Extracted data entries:
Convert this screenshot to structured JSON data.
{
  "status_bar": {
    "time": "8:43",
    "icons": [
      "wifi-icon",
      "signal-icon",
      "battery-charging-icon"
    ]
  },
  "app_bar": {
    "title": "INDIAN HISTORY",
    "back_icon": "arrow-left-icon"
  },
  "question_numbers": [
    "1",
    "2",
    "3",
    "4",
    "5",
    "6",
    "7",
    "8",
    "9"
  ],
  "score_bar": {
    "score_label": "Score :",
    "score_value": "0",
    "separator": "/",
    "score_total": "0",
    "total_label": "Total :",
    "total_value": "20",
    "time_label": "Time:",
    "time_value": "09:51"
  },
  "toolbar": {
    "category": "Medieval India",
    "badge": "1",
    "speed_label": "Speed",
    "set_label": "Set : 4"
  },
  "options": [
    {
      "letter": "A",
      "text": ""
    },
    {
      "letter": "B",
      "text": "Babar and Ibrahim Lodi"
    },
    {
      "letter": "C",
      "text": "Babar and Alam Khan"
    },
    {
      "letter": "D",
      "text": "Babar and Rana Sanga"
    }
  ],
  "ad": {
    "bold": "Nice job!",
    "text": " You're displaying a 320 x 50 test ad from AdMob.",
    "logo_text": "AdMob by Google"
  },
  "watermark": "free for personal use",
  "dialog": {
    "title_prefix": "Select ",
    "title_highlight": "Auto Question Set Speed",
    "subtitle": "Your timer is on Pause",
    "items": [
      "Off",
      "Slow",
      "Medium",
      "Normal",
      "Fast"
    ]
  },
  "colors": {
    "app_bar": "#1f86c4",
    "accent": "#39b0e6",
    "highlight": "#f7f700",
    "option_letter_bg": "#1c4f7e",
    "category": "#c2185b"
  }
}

What you will do:
Reproduce each line of the material containing the word "Babar".

Answer in full:
      "text": "Babar and Ibrahim Lodi"
      "text": "Babar and Alam Khan"
      "text": "Babar and Rana Sanga"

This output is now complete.